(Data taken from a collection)
+--
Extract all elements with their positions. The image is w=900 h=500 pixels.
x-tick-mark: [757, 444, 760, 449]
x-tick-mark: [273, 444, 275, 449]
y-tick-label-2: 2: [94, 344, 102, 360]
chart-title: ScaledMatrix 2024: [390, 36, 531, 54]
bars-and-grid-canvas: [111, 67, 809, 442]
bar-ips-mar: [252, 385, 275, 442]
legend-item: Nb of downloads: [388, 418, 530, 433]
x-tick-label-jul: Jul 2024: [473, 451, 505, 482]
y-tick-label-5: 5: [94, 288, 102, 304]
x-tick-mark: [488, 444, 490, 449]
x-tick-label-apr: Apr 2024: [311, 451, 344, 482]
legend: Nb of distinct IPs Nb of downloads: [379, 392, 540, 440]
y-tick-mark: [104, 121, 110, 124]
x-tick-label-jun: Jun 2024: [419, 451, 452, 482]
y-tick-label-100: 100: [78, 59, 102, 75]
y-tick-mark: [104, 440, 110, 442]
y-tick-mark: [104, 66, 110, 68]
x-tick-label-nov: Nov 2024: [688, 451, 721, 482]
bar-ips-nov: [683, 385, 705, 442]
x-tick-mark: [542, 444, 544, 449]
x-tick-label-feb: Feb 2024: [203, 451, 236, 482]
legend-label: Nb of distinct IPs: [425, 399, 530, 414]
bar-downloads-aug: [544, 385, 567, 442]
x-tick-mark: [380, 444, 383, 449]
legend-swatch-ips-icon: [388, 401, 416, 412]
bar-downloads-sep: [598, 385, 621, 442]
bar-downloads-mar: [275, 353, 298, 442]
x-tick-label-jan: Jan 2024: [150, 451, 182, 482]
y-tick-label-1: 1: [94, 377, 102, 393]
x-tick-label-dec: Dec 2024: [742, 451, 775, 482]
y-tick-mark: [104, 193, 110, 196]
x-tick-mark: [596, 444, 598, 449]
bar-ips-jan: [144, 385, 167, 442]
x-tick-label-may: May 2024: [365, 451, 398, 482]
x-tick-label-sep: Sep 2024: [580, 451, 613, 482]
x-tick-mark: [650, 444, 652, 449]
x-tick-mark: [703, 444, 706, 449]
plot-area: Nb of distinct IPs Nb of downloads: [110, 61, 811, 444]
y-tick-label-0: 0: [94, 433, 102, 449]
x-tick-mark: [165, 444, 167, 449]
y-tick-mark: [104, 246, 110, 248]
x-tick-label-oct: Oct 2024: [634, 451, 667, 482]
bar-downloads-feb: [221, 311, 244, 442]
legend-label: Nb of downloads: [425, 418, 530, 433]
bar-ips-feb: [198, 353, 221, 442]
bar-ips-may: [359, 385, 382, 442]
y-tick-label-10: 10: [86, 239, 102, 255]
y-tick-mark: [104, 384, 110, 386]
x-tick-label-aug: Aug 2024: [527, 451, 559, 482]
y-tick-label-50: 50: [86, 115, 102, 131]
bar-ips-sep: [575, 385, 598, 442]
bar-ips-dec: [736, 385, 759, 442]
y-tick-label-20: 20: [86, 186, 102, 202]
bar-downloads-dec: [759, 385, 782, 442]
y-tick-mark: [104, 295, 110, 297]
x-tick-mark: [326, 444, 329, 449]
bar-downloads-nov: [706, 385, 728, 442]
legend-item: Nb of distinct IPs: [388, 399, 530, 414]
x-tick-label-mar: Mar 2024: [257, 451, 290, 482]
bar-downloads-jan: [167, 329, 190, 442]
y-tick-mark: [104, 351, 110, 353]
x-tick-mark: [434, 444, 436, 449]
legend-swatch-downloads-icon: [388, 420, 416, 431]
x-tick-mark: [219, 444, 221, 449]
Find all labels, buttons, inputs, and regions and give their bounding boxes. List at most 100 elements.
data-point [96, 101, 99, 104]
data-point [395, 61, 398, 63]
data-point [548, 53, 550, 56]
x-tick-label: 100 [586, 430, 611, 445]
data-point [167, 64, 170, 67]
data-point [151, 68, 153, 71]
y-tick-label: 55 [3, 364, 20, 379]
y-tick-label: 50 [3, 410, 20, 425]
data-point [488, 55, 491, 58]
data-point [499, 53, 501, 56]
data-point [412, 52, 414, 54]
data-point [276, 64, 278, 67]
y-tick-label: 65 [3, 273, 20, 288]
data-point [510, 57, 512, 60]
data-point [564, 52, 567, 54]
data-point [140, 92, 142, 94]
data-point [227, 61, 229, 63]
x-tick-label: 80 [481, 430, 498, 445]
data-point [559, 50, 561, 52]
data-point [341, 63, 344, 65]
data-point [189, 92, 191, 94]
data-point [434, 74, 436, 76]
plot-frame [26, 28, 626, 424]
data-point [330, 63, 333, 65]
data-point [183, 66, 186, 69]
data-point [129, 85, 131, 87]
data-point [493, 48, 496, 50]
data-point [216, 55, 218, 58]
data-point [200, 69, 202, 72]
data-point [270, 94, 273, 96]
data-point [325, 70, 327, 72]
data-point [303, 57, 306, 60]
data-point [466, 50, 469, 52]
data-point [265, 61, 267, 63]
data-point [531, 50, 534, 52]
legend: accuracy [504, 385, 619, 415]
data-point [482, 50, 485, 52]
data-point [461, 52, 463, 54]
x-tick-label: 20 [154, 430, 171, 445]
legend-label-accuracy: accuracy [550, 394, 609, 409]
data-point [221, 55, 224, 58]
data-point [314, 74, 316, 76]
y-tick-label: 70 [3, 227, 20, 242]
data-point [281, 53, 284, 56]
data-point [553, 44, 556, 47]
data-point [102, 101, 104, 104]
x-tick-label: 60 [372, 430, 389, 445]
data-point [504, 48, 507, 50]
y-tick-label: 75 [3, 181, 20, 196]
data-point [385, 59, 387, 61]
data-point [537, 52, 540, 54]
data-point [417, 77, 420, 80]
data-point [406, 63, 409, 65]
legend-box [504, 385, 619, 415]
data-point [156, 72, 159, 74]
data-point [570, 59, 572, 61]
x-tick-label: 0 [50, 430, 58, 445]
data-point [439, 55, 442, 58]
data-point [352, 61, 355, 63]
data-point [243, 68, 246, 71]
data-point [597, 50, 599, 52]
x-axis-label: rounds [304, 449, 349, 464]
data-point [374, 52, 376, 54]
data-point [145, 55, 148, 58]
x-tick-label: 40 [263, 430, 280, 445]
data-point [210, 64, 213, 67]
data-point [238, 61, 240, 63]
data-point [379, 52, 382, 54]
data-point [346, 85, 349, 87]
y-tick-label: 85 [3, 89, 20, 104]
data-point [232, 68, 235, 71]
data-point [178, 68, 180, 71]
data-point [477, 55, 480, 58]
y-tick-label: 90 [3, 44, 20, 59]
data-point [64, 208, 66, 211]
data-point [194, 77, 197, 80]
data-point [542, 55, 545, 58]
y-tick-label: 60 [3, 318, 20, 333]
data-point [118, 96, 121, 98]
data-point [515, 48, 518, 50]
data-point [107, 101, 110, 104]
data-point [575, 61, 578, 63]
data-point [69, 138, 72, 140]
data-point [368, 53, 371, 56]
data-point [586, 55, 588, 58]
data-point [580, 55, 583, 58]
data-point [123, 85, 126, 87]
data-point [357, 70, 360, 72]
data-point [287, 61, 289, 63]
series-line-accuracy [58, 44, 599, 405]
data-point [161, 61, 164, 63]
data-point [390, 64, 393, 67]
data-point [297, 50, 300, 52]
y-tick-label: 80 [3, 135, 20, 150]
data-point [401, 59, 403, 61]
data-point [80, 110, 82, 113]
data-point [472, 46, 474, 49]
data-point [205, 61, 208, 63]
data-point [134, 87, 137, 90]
+--
(Work required) Copy all of the data above line for line, leaving every character unchanged.

(Expected answer)
Extract all elements with their positions. The image is w=900 h=500 pixels.
x-tick-mark: [757, 444, 760, 449]
x-tick-mark: [273, 444, 275, 449]
y-tick-label-2: 2: [94, 344, 102, 360]
chart-title: ScaledMatrix 2024: [390, 36, 531, 54]
bars-and-grid-canvas: [111, 67, 809, 442]
bar-ips-mar: [252, 385, 275, 442]
legend-item: Nb of downloads: [388, 418, 530, 433]
x-tick-label-jul: Jul 2024: [473, 451, 505, 482]
y-tick-label-5: 5: [94, 288, 102, 304]
x-tick-mark: [488, 444, 490, 449]
x-tick-label-apr: Apr 2024: [311, 451, 344, 482]
legend: Nb of distinct IPs Nb of downloads: [379, 392, 540, 440]
y-tick-mark: [104, 121, 110, 124]
x-tick-label-jun: Jun 2024: [419, 451, 452, 482]
y-tick-label-100: 100: [78, 59, 102, 75]
y-tick-mark: [104, 440, 110, 442]
y-tick-mark: [104, 66, 110, 68]
x-tick-label-nov: Nov 2024: [688, 451, 721, 482]
bar-ips-nov: [683, 385, 705, 442]
x-tick-mark: [542, 444, 544, 449]
x-tick-label-feb: Feb 2024: [203, 451, 236, 482]
legend-label: Nb of distinct IPs: [425, 399, 530, 414]
bar-downloads-aug: [544, 385, 567, 442]
x-tick-mark: [380, 444, 383, 449]
legend-swatch-ips-icon: [388, 401, 416, 412]
bar-downloads-sep: [598, 385, 621, 442]
bar-downloads-mar: [275, 353, 298, 442]
x-tick-label-jan: Jan 2024: [150, 451, 182, 482]
y-tick-label-1: 1: [94, 377, 102, 393]
x-tick-label-dec: Dec 2024: [742, 451, 775, 482]
y-tick-mark: [104, 193, 110, 196]
x-tick-mark: [596, 444, 598, 449]
bar-ips-jan: [144, 385, 167, 442]
x-tick-label-may: May 2024: [365, 451, 398, 482]
x-tick-label-sep: Sep 2024: [580, 451, 613, 482]
x-tick-mark: [650, 444, 652, 449]
x-tick-mark: [703, 444, 706, 449]
plot-area: Nb of distinct IPs Nb of downloads: [110, 61, 811, 444]
y-tick-label-0: 0: [94, 433, 102, 449]
x-tick-mark: [165, 444, 167, 449]
y-tick-mark: [104, 246, 110, 248]
x-tick-label-oct: Oct 2024: [634, 451, 667, 482]
bar-downloads-feb: [221, 311, 244, 442]
legend-label: Nb of downloads: [425, 418, 530, 433]
bar-ips-feb: [198, 353, 221, 442]
bar-ips-may: [359, 385, 382, 442]
y-tick-label-10: 10: [86, 239, 102, 255]
y-tick-mark: [104, 384, 110, 386]
x-tick-label-aug: Aug 2024: [527, 451, 559, 482]
y-tick-label-50: 50: [86, 115, 102, 131]
bar-ips-sep: [575, 385, 598, 442]
bar-ips-dec: [736, 385, 759, 442]
y-tick-label-20: 20: [86, 186, 102, 202]
bar-downloads-dec: [759, 385, 782, 442]
y-tick-mark: [104, 295, 110, 297]
x-tick-mark: [326, 444, 329, 449]
bar-downloads-nov: [706, 385, 728, 442]
legend-item: Nb of distinct IPs: [388, 399, 530, 414]
x-tick-label-mar: Mar 2024: [257, 451, 290, 482]
bar-downloads-jan: [167, 329, 190, 442]
y-tick-mark: [104, 351, 110, 353]
x-tick-mark: [434, 444, 436, 449]
legend-swatch-downloads-icon: [388, 420, 416, 431]
x-tick-mark: [219, 444, 221, 449]
Find all labels, buttons, inputs, and regions and give their bounding boxes. List at most 100 elements.
data-point [96, 101, 99, 104]
data-point [395, 61, 398, 63]
data-point [548, 53, 550, 56]
x-tick-label: 100 [586, 430, 611, 445]
data-point [167, 64, 170, 67]
data-point [151, 68, 153, 71]
y-tick-label: 55 [3, 364, 20, 379]
y-tick-label: 50 [3, 410, 20, 425]
data-point [488, 55, 491, 58]
data-point [499, 53, 501, 56]
data-point [412, 52, 414, 54]
data-point [276, 64, 278, 67]
y-tick-label: 65 [3, 273, 20, 288]
data-point [510, 57, 512, 60]
data-point [564, 52, 567, 54]
data-point [140, 92, 142, 94]
data-point [227, 61, 229, 63]
x-tick-label: 80 [481, 430, 498, 445]
data-point [559, 50, 561, 52]
data-point [341, 63, 344, 65]
data-point [189, 92, 191, 94]
data-point [434, 74, 436, 76]
plot-frame [26, 28, 626, 424]
data-point [330, 63, 333, 65]
data-point [183, 66, 186, 69]
data-point [129, 85, 131, 87]
data-point [493, 48, 496, 50]
data-point [216, 55, 218, 58]
data-point [200, 69, 202, 72]
data-point [270, 94, 273, 96]
data-point [325, 70, 327, 72]
data-point [303, 57, 306, 60]
data-point [466, 50, 469, 52]
data-point [265, 61, 267, 63]
data-point [531, 50, 534, 52]
legend: accuracy [504, 385, 619, 415]
data-point [482, 50, 485, 52]
data-point [461, 52, 463, 54]
x-tick-label: 20 [154, 430, 171, 445]
legend-label-accuracy: accuracy [550, 394, 609, 409]
data-point [221, 55, 224, 58]
data-point [314, 74, 316, 76]
y-tick-label: 70 [3, 227, 20, 242]
data-point [281, 53, 284, 56]
data-point [553, 44, 556, 47]
data-point [102, 101, 104, 104]
x-tick-label: 60 [372, 430, 389, 445]
data-point [504, 48, 507, 50]
y-tick-label: 75 [3, 181, 20, 196]
data-point [385, 59, 387, 61]
data-point [537, 52, 540, 54]
data-point [417, 77, 420, 80]
data-point [406, 63, 409, 65]
legend-box [504, 385, 619, 415]
data-point [156, 72, 159, 74]
data-point [570, 59, 572, 61]
x-tick-label: 0 [50, 430, 58, 445]
data-point [439, 55, 442, 58]
data-point [352, 61, 355, 63]
data-point [243, 68, 246, 71]
data-point [597, 50, 599, 52]
x-axis-label: rounds [304, 449, 349, 464]
data-point [374, 52, 376, 54]
data-point [145, 55, 148, 58]
x-tick-label: 40 [263, 430, 280, 445]
data-point [210, 64, 213, 67]
data-point [238, 61, 240, 63]
data-point [379, 52, 382, 54]
data-point [346, 85, 349, 87]
y-tick-label: 85 [3, 89, 20, 104]
data-point [232, 68, 235, 71]
data-point [178, 68, 180, 71]
data-point [477, 55, 480, 58]
y-tick-label: 90 [3, 44, 20, 59]
data-point [64, 208, 66, 211]
data-point [194, 77, 197, 80]
data-point [542, 55, 545, 58]
y-tick-label: 60 [3, 318, 20, 333]
data-point [118, 96, 121, 98]
data-point [515, 48, 518, 50]
data-point [107, 101, 110, 104]
data-point [575, 61, 578, 63]
data-point [69, 138, 72, 140]
data-point [368, 53, 371, 56]
data-point [586, 55, 588, 58]
data-point [580, 55, 583, 58]
data-point [123, 85, 126, 87]
data-point [357, 70, 360, 72]
data-point [287, 61, 289, 63]
series-line-accuracy [58, 44, 599, 405]
data-point [161, 61, 164, 63]
data-point [390, 64, 393, 67]
data-point [297, 50, 300, 52]
y-tick-label: 80 [3, 135, 20, 150]
data-point [401, 59, 403, 61]
data-point [80, 110, 82, 113]
data-point [472, 46, 474, 49]
data-point [205, 61, 208, 63]
data-point [134, 87, 137, 90]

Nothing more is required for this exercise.